* [Task prompt]
Exactly reproduce each entry, leaving out nothing.

* [Data supplied]
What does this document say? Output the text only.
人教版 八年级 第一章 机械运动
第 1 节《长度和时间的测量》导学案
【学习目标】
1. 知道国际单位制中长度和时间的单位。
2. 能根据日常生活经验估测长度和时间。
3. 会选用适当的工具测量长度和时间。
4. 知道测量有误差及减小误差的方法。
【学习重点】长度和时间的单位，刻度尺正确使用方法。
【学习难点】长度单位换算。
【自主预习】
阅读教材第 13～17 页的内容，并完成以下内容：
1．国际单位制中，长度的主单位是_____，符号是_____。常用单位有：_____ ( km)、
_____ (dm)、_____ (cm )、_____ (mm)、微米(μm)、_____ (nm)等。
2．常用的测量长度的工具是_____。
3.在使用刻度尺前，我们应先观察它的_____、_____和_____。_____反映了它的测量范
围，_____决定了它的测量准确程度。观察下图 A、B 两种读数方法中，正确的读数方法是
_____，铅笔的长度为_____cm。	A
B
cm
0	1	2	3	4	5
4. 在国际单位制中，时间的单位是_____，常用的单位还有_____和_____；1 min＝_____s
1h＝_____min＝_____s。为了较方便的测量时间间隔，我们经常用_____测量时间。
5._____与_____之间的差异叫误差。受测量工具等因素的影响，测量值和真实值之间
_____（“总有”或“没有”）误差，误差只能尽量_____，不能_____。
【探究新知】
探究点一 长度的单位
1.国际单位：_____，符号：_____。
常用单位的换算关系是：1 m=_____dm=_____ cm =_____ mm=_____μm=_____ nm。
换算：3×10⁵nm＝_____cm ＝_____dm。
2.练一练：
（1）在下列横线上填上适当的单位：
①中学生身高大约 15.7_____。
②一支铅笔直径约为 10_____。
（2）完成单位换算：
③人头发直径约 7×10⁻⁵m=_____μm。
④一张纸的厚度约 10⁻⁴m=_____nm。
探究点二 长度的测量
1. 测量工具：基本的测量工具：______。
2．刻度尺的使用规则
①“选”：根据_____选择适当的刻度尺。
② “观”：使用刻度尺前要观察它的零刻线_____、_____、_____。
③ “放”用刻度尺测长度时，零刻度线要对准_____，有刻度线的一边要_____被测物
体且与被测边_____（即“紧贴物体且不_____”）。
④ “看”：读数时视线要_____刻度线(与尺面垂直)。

* [Answer in full]
What does this document say? Output the text only.
人教版 八年级 第一章 机械运动
第 1 节《长度和时间的测量》导学案
【学习目标】
1. 知道国际单位制中长度和时间的单位。
2. 能根据日常生活经验估测长度和时间。
3. 会选用适当的工具测量长度和时间。
4. 知道测量有误差及减小误差的方法。
【学习重点】长度和时间的单位，刻度尺正确使用方法。
【学习难点】长度单位换算。
【自主预习】
阅读教材第 13～17 页的内容，并完成以下内容：
1．国际单位制中，长度的主单位是_____，符号是_____。常用单位有：_____ ( km)、
_____ (dm)、_____ (cm )、_____ (mm)、微米(μm)、_____ (nm)等。
2．常用的测量长度的工具是_____。
3.在使用刻度尺前，我们应先观察它的_____、_____和_____。_____反映了它的测量范
围，_____决定了它的测量准确程度。观察下图 A、B 两种读数方法中，正确的读数方法是
_____，铅笔的长度为_____cm。	A
B
cm
0	1	2	3	4	5
4. 在国际单位制中，时间的单位是_____，常用的单位还有_____和_____；1 min＝_____s
1h＝_____min＝_____s。为了较方便的测量时间间隔，我们经常用_____测量时间。
5._____与_____之间的差异叫误差。受测量工具等因素的影响，测量值和真实值之间
_____（“总有”或“没有”）误差，误差只能尽量_____，不能_____。
【探究新知】
探究点一 长度的单位
1.国际单位：_____，符号：_____。
常用单位的换算关系是：1 m=_____dm=_____ cm =_____ mm=_____μm=_____ nm。
换算：3×10⁵nm＝_____cm ＝_____dm。
2.练一练：
（1）在下列横线上填上适当的单位：
①中学生身高大约 15.7_____。
②一支铅笔直径约为 10_____。
（2）完成单位换算：
③人头发直径约 7×10⁻⁵m=_____μm。
④一张纸的厚度约 10⁻⁴m=_____nm。
探究点二 长度的测量
1. 测量工具：基本的测量工具：______。
2．刻度尺的使用规则
①“选”：根据_____选择适当的刻度尺。
② “观”：使用刻度尺前要观察它的零刻线_____、_____、_____。
③ “放”用刻度尺测长度时，零刻度线要对准_____，有刻度线的一边要_____被测物
体且与被测边_____（即“紧贴物体且不_____”）。
④ “看”：读数时视线要_____刻度线(与尺面垂直)。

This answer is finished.